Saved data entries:
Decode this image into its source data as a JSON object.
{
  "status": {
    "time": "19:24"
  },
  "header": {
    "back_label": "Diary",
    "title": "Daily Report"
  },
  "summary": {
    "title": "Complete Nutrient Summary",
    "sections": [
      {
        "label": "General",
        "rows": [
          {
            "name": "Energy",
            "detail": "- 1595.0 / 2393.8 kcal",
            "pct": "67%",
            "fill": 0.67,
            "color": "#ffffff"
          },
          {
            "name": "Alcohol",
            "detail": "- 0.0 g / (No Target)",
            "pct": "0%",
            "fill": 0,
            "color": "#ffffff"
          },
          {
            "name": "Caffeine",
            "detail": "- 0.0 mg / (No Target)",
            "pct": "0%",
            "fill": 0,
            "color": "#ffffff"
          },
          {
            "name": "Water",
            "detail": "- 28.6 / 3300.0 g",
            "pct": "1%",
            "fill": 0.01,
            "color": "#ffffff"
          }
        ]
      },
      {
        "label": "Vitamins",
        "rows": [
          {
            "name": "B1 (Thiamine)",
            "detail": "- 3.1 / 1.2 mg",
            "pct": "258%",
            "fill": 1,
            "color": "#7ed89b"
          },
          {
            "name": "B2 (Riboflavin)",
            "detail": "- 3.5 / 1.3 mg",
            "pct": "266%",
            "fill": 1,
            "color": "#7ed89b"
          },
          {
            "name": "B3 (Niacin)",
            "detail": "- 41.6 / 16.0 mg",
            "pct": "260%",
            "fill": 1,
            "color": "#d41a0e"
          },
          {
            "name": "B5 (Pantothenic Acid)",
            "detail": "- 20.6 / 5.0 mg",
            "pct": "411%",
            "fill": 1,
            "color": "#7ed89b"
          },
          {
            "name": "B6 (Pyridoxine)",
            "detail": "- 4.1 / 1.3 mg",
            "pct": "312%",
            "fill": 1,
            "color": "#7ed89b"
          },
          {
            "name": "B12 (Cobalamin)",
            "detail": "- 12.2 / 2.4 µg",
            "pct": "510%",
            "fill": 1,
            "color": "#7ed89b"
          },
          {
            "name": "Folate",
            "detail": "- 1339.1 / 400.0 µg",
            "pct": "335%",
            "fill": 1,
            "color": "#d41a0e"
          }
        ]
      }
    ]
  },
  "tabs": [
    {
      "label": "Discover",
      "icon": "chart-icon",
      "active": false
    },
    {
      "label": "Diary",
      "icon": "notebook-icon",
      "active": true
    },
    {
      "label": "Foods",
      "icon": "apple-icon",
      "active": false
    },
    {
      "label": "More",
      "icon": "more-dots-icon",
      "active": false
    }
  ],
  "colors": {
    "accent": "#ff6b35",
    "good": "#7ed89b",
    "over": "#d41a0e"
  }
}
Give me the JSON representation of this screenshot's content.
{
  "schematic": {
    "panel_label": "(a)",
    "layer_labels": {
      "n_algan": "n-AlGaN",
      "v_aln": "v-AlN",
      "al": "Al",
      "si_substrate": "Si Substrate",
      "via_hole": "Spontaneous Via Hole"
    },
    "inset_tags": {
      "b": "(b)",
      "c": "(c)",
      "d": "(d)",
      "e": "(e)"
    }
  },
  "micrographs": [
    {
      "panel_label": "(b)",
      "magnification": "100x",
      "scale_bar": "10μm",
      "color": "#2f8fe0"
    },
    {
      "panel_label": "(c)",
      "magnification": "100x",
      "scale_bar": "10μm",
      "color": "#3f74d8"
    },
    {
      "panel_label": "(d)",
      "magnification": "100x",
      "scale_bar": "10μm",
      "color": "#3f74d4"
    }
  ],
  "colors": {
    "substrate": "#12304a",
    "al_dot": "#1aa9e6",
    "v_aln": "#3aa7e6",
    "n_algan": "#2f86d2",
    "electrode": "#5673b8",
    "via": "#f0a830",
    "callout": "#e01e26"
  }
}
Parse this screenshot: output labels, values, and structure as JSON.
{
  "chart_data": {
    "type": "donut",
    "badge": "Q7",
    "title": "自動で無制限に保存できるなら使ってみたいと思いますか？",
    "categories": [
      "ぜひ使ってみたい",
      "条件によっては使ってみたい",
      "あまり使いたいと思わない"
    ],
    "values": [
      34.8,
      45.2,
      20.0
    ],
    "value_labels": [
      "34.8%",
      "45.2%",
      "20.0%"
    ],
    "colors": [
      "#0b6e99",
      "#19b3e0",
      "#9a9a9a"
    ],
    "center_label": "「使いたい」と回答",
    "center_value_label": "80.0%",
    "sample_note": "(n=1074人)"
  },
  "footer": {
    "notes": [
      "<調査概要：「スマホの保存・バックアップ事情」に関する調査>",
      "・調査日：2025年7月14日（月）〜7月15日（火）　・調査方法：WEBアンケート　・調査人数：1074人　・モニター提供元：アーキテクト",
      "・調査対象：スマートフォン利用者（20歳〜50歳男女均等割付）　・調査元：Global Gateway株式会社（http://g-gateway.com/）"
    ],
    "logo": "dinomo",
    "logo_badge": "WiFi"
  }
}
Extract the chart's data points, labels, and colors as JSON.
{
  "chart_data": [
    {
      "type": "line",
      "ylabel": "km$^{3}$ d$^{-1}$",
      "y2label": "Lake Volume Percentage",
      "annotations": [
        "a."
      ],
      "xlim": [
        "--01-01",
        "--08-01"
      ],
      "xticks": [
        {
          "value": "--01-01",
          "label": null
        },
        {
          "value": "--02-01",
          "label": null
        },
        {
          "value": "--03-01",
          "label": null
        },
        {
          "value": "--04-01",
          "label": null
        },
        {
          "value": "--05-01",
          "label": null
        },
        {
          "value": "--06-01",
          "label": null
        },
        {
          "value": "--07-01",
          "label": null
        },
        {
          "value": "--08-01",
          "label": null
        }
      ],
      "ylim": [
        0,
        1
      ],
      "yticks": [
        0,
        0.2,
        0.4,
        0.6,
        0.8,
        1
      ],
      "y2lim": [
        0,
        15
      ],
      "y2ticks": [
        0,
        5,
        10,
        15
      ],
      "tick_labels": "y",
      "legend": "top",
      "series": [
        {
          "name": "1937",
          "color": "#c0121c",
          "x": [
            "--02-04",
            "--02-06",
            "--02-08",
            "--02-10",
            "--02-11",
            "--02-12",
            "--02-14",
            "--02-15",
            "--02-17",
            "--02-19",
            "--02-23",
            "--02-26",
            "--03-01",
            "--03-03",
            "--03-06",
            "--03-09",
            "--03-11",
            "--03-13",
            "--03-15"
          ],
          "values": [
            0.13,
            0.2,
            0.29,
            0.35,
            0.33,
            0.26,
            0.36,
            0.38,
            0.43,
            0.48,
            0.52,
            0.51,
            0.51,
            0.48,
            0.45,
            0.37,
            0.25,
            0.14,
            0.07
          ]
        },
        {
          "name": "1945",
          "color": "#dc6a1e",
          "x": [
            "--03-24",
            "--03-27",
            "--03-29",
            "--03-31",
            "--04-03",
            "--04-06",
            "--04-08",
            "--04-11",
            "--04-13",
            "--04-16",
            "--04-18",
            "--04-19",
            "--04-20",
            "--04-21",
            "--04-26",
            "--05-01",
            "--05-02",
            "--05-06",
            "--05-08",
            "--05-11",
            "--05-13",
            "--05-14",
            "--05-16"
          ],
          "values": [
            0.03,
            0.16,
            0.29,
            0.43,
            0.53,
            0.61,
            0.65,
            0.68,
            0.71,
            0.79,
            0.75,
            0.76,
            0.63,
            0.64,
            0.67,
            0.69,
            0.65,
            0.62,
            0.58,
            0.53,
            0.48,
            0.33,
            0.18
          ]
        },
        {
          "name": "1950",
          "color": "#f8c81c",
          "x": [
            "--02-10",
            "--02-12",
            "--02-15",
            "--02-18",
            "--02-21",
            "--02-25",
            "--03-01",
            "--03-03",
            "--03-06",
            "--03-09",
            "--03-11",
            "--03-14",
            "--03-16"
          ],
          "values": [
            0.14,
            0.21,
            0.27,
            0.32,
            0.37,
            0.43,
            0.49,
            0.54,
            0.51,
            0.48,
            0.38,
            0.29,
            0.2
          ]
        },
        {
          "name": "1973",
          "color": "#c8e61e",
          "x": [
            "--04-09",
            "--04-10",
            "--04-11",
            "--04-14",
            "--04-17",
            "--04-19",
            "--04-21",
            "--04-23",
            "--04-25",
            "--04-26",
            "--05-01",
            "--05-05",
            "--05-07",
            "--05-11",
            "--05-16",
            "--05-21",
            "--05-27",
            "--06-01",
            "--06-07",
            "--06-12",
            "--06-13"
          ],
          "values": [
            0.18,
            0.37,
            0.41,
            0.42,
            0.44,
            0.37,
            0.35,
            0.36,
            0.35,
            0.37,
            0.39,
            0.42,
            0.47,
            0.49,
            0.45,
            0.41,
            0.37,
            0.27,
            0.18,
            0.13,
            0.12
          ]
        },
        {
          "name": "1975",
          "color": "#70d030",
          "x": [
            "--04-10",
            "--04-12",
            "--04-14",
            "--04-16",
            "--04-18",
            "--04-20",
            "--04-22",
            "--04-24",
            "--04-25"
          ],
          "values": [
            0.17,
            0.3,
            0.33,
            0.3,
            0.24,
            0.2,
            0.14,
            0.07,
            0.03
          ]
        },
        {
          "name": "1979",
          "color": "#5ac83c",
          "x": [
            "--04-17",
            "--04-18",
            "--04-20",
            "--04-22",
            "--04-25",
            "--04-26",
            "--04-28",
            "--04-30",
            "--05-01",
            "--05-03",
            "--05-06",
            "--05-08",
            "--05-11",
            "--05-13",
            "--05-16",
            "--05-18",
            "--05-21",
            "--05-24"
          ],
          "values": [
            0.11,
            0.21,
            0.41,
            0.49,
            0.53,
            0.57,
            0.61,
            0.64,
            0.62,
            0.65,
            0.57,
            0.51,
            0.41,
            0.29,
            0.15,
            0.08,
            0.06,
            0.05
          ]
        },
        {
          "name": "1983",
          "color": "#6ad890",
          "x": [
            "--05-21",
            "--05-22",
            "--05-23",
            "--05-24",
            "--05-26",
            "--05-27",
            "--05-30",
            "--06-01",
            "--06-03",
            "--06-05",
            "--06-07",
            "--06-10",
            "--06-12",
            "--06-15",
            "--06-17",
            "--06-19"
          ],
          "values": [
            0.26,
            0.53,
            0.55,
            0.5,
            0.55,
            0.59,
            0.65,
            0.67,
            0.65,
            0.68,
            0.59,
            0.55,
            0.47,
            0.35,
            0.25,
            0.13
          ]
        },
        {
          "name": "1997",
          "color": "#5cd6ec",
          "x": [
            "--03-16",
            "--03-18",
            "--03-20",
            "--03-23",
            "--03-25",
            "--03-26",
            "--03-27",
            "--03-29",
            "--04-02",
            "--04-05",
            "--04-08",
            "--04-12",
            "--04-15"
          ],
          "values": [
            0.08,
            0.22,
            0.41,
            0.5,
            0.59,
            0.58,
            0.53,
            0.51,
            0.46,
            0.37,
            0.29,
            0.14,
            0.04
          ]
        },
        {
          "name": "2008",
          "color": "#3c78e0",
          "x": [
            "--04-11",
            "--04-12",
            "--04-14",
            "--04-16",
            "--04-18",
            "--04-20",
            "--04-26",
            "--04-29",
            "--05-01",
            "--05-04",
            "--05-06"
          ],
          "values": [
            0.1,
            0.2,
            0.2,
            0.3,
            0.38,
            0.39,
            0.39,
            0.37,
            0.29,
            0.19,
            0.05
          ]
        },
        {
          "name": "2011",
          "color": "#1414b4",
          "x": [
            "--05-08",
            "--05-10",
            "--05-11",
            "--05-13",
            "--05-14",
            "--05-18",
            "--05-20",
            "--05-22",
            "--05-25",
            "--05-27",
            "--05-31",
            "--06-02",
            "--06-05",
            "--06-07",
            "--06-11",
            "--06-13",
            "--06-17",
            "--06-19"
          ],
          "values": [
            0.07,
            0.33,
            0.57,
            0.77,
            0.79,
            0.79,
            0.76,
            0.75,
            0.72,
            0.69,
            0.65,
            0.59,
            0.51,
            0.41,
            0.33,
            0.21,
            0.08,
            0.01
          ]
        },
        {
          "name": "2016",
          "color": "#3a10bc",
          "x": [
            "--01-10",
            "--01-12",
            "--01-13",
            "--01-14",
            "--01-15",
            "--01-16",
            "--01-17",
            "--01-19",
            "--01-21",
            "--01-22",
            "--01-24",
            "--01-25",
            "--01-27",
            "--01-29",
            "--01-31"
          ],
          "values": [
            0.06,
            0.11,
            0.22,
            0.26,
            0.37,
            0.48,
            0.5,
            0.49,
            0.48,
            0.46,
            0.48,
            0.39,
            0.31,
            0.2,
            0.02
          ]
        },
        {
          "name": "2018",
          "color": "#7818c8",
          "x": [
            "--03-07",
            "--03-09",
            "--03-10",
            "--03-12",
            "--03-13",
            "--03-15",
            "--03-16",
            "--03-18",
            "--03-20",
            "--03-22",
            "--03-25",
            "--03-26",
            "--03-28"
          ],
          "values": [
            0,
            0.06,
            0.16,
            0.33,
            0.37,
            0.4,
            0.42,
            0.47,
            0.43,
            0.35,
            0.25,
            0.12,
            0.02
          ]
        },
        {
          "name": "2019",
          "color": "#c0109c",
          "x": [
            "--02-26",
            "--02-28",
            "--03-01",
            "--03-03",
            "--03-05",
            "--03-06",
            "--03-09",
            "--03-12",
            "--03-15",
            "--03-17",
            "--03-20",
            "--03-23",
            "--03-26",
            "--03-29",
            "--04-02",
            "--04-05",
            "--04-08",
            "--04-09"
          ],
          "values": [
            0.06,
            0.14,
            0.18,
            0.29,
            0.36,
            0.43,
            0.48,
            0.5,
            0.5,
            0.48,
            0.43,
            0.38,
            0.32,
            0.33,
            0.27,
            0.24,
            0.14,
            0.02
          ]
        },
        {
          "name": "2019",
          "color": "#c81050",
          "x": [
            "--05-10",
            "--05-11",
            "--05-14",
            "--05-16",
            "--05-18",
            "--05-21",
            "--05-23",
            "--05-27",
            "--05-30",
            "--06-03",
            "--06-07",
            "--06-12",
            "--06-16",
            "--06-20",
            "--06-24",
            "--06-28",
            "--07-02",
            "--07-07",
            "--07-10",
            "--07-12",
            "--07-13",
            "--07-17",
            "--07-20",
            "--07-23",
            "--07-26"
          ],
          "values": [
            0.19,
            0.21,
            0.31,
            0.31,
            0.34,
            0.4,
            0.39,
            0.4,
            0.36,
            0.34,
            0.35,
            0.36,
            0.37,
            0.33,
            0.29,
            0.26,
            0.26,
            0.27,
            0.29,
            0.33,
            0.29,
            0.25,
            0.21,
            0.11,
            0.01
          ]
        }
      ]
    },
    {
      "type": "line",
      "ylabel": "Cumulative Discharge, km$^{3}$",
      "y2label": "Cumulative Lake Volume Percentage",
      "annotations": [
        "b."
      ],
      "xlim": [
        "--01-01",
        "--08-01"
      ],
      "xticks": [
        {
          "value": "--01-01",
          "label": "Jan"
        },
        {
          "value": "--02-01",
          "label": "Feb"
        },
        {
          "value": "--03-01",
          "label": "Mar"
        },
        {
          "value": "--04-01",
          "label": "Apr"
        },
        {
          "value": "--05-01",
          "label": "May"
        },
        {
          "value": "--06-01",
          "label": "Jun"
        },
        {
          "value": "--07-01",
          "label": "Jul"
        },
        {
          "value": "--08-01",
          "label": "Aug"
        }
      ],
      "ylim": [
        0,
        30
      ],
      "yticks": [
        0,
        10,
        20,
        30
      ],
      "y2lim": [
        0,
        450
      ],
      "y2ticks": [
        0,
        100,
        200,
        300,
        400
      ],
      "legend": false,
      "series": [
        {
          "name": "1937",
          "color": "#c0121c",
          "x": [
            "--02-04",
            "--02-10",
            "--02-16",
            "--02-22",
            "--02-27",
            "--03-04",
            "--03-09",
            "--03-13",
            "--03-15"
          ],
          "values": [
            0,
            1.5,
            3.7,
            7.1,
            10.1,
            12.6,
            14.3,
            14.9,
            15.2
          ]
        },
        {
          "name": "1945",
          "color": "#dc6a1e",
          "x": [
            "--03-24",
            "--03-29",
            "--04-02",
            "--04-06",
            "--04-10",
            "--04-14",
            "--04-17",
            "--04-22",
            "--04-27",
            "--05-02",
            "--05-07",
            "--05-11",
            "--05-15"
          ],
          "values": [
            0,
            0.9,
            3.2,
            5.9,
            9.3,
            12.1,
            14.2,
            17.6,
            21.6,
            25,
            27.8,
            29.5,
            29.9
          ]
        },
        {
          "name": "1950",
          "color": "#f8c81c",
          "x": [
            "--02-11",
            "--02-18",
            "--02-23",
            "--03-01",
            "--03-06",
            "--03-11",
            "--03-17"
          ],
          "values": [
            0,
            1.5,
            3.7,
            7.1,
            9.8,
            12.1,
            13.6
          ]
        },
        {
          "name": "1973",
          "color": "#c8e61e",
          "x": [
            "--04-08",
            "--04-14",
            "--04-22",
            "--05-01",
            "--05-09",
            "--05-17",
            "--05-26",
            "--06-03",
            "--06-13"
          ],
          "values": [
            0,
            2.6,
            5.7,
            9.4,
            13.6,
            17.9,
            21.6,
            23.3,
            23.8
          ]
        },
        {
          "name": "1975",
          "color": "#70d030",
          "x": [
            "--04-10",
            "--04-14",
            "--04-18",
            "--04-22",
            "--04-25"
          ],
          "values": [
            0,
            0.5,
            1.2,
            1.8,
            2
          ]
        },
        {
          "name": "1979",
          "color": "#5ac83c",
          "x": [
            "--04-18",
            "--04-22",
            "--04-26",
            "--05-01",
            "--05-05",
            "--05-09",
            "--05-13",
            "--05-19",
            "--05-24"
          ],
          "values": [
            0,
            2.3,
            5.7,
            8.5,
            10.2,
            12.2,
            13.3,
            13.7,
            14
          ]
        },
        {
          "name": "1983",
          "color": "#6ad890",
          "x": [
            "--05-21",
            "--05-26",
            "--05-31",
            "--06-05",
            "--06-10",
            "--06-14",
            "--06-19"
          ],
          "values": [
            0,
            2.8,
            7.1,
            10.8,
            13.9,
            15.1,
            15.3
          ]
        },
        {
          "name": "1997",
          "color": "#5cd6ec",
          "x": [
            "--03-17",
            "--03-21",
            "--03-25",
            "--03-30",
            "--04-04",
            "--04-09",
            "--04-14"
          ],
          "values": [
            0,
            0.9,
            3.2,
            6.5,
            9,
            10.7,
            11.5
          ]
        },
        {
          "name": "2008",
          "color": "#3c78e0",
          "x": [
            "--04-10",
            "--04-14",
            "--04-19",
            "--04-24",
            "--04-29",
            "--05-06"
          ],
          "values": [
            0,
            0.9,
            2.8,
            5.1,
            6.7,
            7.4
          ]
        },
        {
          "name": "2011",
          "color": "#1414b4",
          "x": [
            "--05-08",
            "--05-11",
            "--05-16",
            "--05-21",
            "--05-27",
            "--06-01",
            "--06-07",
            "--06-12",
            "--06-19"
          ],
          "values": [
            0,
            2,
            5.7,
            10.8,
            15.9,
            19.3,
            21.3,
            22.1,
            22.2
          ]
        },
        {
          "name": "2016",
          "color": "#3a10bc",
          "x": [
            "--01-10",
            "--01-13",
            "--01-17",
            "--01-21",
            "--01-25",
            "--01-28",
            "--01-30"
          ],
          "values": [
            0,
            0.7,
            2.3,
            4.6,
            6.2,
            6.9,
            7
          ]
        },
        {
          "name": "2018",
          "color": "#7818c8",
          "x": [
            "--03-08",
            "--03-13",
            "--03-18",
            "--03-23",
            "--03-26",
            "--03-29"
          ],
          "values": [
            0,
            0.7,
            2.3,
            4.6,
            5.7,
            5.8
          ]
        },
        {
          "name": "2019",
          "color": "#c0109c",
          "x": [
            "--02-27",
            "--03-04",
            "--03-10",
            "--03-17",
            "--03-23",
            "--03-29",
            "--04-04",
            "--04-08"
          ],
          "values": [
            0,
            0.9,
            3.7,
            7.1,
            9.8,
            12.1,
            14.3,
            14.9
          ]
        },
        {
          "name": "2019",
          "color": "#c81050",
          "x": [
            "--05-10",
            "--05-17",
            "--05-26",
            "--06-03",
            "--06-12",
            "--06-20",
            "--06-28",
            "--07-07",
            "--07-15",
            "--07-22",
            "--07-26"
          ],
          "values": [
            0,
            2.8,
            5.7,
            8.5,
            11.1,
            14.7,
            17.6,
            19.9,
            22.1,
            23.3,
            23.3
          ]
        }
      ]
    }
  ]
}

Problem details. Your task is to pick out every line with the string "icon" and copy it.

Expected answer.
      "icon": "chart-icon",
      "icon": "notebook-icon",
      "icon": "apple-icon",
      "icon": "more-dots-icon",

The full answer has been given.